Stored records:
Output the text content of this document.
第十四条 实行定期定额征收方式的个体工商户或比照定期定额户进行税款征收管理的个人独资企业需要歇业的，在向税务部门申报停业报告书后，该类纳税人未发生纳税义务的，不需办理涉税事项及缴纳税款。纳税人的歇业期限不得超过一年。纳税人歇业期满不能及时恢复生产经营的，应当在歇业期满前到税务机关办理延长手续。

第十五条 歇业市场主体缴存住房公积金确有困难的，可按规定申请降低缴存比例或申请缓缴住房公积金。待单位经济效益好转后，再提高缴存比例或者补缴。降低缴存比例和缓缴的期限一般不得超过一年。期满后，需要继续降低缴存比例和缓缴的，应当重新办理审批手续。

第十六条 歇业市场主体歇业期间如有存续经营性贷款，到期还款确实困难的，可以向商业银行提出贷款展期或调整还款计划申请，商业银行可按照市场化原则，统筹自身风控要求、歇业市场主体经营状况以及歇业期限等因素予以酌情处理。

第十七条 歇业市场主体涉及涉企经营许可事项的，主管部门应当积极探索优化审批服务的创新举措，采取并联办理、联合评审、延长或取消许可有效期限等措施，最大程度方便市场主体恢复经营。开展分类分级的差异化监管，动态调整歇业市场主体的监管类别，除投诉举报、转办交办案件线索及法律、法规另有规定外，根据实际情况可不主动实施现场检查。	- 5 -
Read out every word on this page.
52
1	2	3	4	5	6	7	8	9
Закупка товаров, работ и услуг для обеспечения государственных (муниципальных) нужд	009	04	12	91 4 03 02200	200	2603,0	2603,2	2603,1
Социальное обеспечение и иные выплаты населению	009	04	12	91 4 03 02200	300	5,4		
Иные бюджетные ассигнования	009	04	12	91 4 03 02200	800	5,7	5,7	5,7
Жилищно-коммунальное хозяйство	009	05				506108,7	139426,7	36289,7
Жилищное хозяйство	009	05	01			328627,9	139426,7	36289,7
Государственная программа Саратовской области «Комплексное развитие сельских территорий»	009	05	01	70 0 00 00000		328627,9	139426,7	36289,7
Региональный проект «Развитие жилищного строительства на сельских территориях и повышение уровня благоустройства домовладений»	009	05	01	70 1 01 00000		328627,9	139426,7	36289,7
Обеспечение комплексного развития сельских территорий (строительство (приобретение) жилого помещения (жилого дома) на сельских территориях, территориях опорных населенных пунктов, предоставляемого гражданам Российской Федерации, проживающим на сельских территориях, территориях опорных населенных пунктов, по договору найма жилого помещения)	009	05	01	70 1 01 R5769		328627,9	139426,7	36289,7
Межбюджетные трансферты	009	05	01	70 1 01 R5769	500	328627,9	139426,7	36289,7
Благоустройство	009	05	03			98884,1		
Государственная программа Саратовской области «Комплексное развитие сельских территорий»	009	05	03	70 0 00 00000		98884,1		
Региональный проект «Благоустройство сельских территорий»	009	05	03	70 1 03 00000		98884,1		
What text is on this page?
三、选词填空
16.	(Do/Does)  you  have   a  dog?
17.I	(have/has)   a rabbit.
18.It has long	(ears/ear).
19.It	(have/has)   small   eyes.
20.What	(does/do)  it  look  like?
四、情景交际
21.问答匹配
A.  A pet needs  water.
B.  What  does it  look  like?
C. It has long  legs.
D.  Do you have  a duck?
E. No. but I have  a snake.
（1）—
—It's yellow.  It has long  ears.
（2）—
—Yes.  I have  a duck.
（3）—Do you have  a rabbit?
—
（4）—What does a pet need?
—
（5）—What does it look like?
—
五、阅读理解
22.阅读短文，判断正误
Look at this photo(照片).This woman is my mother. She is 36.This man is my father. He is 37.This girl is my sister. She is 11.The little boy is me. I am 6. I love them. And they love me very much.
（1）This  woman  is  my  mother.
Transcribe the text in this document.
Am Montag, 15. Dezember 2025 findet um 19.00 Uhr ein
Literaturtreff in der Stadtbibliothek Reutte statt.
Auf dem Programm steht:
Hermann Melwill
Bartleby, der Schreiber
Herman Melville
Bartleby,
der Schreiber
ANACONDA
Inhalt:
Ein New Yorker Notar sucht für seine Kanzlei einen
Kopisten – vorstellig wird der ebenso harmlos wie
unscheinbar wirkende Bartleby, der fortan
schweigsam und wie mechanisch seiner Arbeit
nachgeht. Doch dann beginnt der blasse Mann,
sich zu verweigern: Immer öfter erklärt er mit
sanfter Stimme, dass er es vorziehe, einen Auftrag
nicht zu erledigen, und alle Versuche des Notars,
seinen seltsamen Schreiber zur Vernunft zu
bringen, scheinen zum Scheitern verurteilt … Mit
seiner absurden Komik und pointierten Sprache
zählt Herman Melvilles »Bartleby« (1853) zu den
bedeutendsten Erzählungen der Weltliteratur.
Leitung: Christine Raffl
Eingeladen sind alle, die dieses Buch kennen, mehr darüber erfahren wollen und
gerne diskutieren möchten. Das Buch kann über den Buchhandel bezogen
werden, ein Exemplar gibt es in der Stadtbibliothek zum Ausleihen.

__TASK DESCRIPTION__. Repeat exactly the lines from the line containing "Transcribe the text in this document." through the last line of the records above, including both, and nothing else.

__FINAL RESULT__.
Transcribe the text in this document.
Am Montag, 15. Dezember 2025 findet um 19.00 Uhr ein
Literaturtreff in der Stadtbibliothek Reutte statt.
Auf dem Programm steht:
Hermann Melwill
Bartleby, der Schreiber
Herman Melville
Bartleby,
der Schreiber
ANACONDA
Inhalt:
Ein New Yorker Notar sucht für seine Kanzlei einen
Kopisten – vorstellig wird der ebenso harmlos wie
unscheinbar wirkende Bartleby, der fortan
schweigsam und wie mechanisch seiner Arbeit
nachgeht. Doch dann beginnt der blasse Mann,
sich zu verweigern: Immer öfter erklärt er mit
sanfter Stimme, dass er es vorziehe, einen Auftrag
nicht zu erledigen, und alle Versuche des Notars,
seinen seltsamen Schreiber zur Vernunft zu
bringen, scheinen zum Scheitern verurteilt … Mit
seiner absurden Komik und pointierten Sprache
zählt Herman Melvilles »Bartleby« (1853) zu den
bedeutendsten Erzählungen der Weltliteratur.
Leitung: Christine Raffl
Eingeladen sind alle, die dieses Buch kennen, mehr darüber erfahren wollen und
gerne diskutieren möchten. Das Buch kann über den Buchhandel bezogen
werden, ein Exemplar gibt es in der Stadtbibliothek zum Ausleihen.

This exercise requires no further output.